GOAL OF THE EXERCISE:
Type out the data exactly as given. Skip any image.

EXCERPTED DATA:
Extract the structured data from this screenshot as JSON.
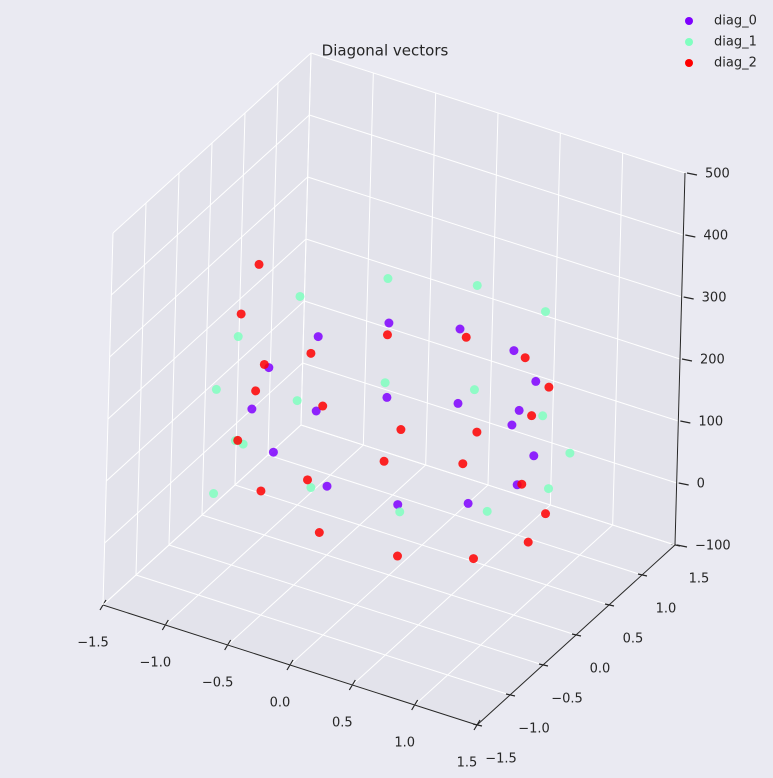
{
  "chart_data": {
    "type": "scatter3d",
    "title": "Diagonal vectors",
    "xlim": [
      -1.5,
      1.5
    ],
    "ylim": [
      -1.5,
      1.5
    ],
    "zlim": [
      -100,
      500
    ],
    "xticks": [
      {
        "value": -1.5,
        "label": "−1.5"
      },
      {
        "value": -1.0,
        "label": "−1.0"
      },
      {
        "value": -0.5,
        "label": "−0.5"
      },
      {
        "value": 0,
        "label": "0.0"
      },
      0.5,
      {
        "value": 1.0,
        "label": "1.0"
      },
      1.5
    ],
    "yticks": [
      {
        "value": -1.5,
        "label": "−1.5"
      },
      {
        "value": -1.0,
        "label": "−1.0"
      },
      {
        "value": -0.5,
        "label": "−0.5"
      },
      {
        "value": 0,
        "label": "0.0"
      },
      0.5,
      {
        "value": 1.0,
        "label": "1.0"
      },
      1.5
    ],
    "zticks": [
      {
        "value": -100,
        "label": "−100"
      },
      0,
      100,
      200,
      300,
      400,
      500
    ],
    "grid": true,
    "legend": "upper right",
    "series": [
      {
        "name": "diag_0",
        "color": "#7f00ff",
        "x": [
          1,
          0.87,
          0.5,
          0,
          -0.5,
          -0.87,
          -1,
          -0.87,
          -0.5,
          0,
          0.5,
          0.87,
          1,
          0.87,
          0.5,
          0,
          -0.5,
          -0.87
        ],
        "y": [
          0,
          0.5,
          0.87,
          1,
          0.87,
          0.5,
          0,
          -0.5,
          -0.87,
          -1,
          -0.87,
          -0.5,
          0,
          0.5,
          0.87,
          1,
          0.87,
          0.5
        ],
        "z": [
          230,
          220,
          210,
          200,
          190,
          180,
          170,
          160,
          150,
          140,
          130,
          120,
          110,
          100,
          90,
          80,
          70,
          60
        ]
      },
      {
        "name": "diag_1",
        "color": "#80ffc0",
        "x": [
          0.63,
          0,
          -0.63,
          -1.09,
          -1.25,
          -1.09,
          -0.63,
          0,
          0.63,
          1.09,
          1.25,
          1.09,
          0.63,
          0,
          -0.63,
          -1.09,
          -1.25,
          -1.09
        ],
        "y": [
          1.09,
          1.25,
          1.09,
          0.63,
          0,
          -0.63,
          -1.09,
          -1.25,
          -1.09,
          -0.63,
          0,
          0.63,
          1.09,
          1.25,
          1.09,
          0.63,
          0,
          -0.63
        ],
        "z": [
          260,
          246,
          232,
          218,
          204,
          190,
          176,
          162,
          148,
          134,
          120,
          106,
          92,
          78,
          64,
          50,
          36,
          22
        ]
      },
      {
        "name": "diag_2",
        "color": "#ff0000",
        "x": [
          -1.1,
          -0.95,
          -0.55,
          0,
          0.55,
          0.95,
          1.1,
          0.95,
          0.55,
          0,
          -0.55,
          -0.95,
          -1.1,
          -0.95,
          -0.55,
          0,
          0.55,
          0.95,
          1.1,
          0.95,
          0.55,
          0,
          -0.55,
          -0.95
        ],
        "y": [
          0,
          -0.55,
          -0.95,
          -1.1,
          -0.95,
          -0.55,
          0,
          0.55,
          0.95,
          1.1,
          0.95,
          0.55,
          0,
          -0.55,
          -0.95,
          -1.1,
          -0.95,
          -0.55,
          0,
          0.55,
          0.95,
          1.1,
          0.95,
          0.55
        ],
        "z": [
          330,
          313,
          296,
          279,
          262,
          245,
          228,
          211,
          194,
          177,
          160,
          143,
          126,
          109,
          92,
          75,
          58,
          41,
          24,
          7,
          -10,
          -27,
          -44,
          -61
        ]
      }
    ]
  }
}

EXERCISE SOLUTION:
Extract the structured data from this screenshot as JSON.
{
  "chart_data": {
    "type": "scatter3d",
    "title": "Diagonal vectors",
    "xlim": [
      -1.5,
      1.5
    ],
    "ylim": [
      -1.5,
      1.5
    ],
    "zlim": [
      -100,
      500
    ],
    "xticks": [
      {
        "value": -1.5,
        "label": "−1.5"
      },
      {
        "value": -1.0,
        "label": "−1.0"
      },
      {
        "value": -0.5,
        "label": "−0.5"
      },
      {
        "value": 0,
        "label": "0.0"
      },
      0.5,
      {
        "value": 1.0,
        "label": "1.0"
      },
      1.5
    ],
    "yticks": [
      {
        "value": -1.5,
        "label": "−1.5"
      },
      {
        "value": -1.0,
        "label": "−1.0"
      },
      {
        "value": -0.5,
        "label": "−0.5"
      },
      {
        "value": 0,
        "label": "0.0"
      },
      0.5,
      {
        "value": 1.0,
        "label": "1.0"
      },
      1.5
    ],
    "zticks": [
      {
        "value": -100,
        "label": "−100"
      },
      0,
      100,
      200,
      300,
      400,
      500
    ],
    "grid": true,
    "legend": "upper right",
    "series": [
      {
        "name": "diag_0",
        "color": "#7f00ff",
        "x": [
          1,
          0.87,
          0.5,
          0,
          -0.5,
          -0.87,
          -1,
          -0.87,
          -0.5,
          0,
          0.5,
          0.87,
          1,
          0.87,
          0.5,
          0,
          -0.5,
          -0.87
        ],
        "y": [
          0,
          0.5,
          0.87,
          1,
          0.87,
          0.5,
          0,
          -0.5,
          -0.87,
          -1,
          -0.87,
          -0.5,
          0,
          0.5,
          0.87,
          1,
          0.87,
          0.5
        ],
        "z": [
          230,
          220,
          210,
          200,
          190,
          180,
          170,
          160,
          150,
          140,
          130,
          120,
          110,
          100,
          90,
          80,
          70,
          60
        ]
      },
      {
        "name": "diag_1",
        "color": "#80ffc0",
        "x": [
          0.63,
          0,
          -0.63,
          -1.09,
          -1.25,
          -1.09,
          -0.63,
          0,
          0.63,
          1.09,
          1.25,
          1.09,
          0.63,
          0,
          -0.63,
          -1.09,
          -1.25,
          -1.09
        ],
        "y": [
          1.09,
          1.25,
          1.09,
          0.63,
          0,
          -0.63,
          -1.09,
          -1.25,
          -1.09,
          -0.63,
          0,
          0.63,
          1.09,
          1.25,
          1.09,
          0.63,
          0,
          -0.63
        ],
        "z": [
          260,
          246,
          232,
          218,
          204,
          190,
          176,
          162,
          148,
          134,
          120,
          106,
          92,
          78,
          64,
          50,
          36,
          22
        ]
      },
      {
        "name": "diag_2",
        "color": "#ff0000",
        "x": [
          -1.1,
          -0.95,
          -0.55,
          0,
          0.55,
          0.95,
          1.1,
          0.95,
          0.55,
          0,
          -0.55,
          -0.95,
          -1.1,
          -0.95,
          -0.55,
          0,
          0.55,
          0.95,
          1.1,
          0.95,
          0.55,
          0,
          -0.55,
          -0.95
        ],
        "y": [
          0,
          -0.55,
          -0.95,
          -1.1,
          -0.95,
          -0.55,
          0,
          0.55,
          0.95,
          1.1,
          0.95,
          0.55,
          0,
          -0.55,
          -0.95,
          -1.1,
          -0.95,
          -0.55,
          0,
          0.55,
          0.95,
          1.1,
          0.95,
          0.55
        ],
        "z": [
          330,
          313,
          296,
          279,
          262,
          245,
          228,
          211,
          194,
          177,
          160,
          143,
          126,
          109,
          92,
          75,
          58,
          41,
          24,
          7,
          -10,
          -27,
          -44,
          -61
        ]
      }
    ]
  }
}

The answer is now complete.